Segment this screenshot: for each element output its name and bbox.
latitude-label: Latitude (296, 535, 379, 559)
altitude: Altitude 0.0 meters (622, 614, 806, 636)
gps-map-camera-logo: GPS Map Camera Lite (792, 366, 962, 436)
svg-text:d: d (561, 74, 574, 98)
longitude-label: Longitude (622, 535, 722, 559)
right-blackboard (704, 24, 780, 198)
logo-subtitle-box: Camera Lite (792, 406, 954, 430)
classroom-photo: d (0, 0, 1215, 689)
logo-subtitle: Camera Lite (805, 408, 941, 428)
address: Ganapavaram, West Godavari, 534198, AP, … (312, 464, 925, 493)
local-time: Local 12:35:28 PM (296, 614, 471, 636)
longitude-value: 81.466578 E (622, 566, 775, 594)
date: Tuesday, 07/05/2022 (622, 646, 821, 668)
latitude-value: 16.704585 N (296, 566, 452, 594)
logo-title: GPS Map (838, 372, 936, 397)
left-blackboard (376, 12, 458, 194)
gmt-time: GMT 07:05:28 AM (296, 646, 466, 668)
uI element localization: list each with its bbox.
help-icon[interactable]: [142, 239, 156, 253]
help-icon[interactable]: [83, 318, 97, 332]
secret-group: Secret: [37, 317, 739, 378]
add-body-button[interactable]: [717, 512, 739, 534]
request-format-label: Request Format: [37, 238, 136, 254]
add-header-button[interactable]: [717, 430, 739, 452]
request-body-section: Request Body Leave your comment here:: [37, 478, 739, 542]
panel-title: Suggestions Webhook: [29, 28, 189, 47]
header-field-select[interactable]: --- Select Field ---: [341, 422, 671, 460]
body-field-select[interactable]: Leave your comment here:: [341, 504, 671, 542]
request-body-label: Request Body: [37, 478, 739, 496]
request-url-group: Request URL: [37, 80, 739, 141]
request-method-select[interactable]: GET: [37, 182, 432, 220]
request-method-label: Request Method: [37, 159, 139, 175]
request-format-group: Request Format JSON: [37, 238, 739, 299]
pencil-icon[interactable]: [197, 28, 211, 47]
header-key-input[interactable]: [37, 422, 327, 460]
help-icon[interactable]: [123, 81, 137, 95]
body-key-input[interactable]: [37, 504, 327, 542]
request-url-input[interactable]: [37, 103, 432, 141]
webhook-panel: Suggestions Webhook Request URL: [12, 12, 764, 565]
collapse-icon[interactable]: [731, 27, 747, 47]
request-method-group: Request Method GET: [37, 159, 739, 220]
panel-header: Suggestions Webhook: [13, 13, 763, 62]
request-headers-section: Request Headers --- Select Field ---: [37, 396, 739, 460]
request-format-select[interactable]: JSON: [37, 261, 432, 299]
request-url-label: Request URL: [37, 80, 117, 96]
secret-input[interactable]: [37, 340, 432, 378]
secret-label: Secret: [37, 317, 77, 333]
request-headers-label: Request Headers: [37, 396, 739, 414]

- - - - -

WHAT TO PRODUCE
Please copy the data above word for word, from its first line through the line containing "help-icon[interactable]: [123, 81, 137, 95]", including both.

EXERCISE RESULT
Segment this screenshot: for each element output its name and bbox.
latitude-label: Latitude (296, 535, 379, 559)
altitude: Altitude 0.0 meters (622, 614, 806, 636)
gps-map-camera-logo: GPS Map Camera Lite (792, 366, 962, 436)
svg-text:d: d (561, 74, 574, 98)
longitude-label: Longitude (622, 535, 722, 559)
right-blackboard (704, 24, 780, 198)
logo-subtitle-box: Camera Lite (792, 406, 954, 430)
classroom-photo: d (0, 0, 1215, 689)
logo-subtitle: Camera Lite (805, 408, 941, 428)
address: Ganapavaram, West Godavari, 534198, AP, … (312, 464, 925, 493)
local-time: Local 12:35:28 PM (296, 614, 471, 636)
longitude-value: 81.466578 E (622, 566, 775, 594)
date: Tuesday, 07/05/2022 (622, 646, 821, 668)
latitude-value: 16.704585 N (296, 566, 452, 594)
logo-title: GPS Map (838, 372, 936, 397)
left-blackboard (376, 12, 458, 194)
gmt-time: GMT 07:05:28 AM (296, 646, 466, 668)
uI element localization: list each with its bbox.
help-icon[interactable]: [142, 239, 156, 253]
help-icon[interactable]: [83, 318, 97, 332]
secret-group: Secret: [37, 317, 739, 378]
add-body-button[interactable]: [717, 512, 739, 534]
request-format-label: Request Format: [37, 238, 136, 254]
add-header-button[interactable]: [717, 430, 739, 452]
request-body-section: Request Body Leave your comment here:: [37, 478, 739, 542]
panel-title: Suggestions Webhook: [29, 28, 189, 47]
header-field-select[interactable]: --- Select Field ---: [341, 422, 671, 460]
body-field-select[interactable]: Leave your comment here:: [341, 504, 671, 542]
request-body-label: Request Body: [37, 478, 739, 496]
request-url-group: Request URL: [37, 80, 739, 141]
request-method-select[interactable]: GET: [37, 182, 432, 220]
request-method-label: Request Method: [37, 159, 139, 175]
request-format-group: Request Format JSON: [37, 238, 739, 299]
pencil-icon[interactable]: [197, 28, 211, 47]
header-key-input[interactable]: [37, 422, 327, 460]
help-icon[interactable]: [123, 81, 137, 95]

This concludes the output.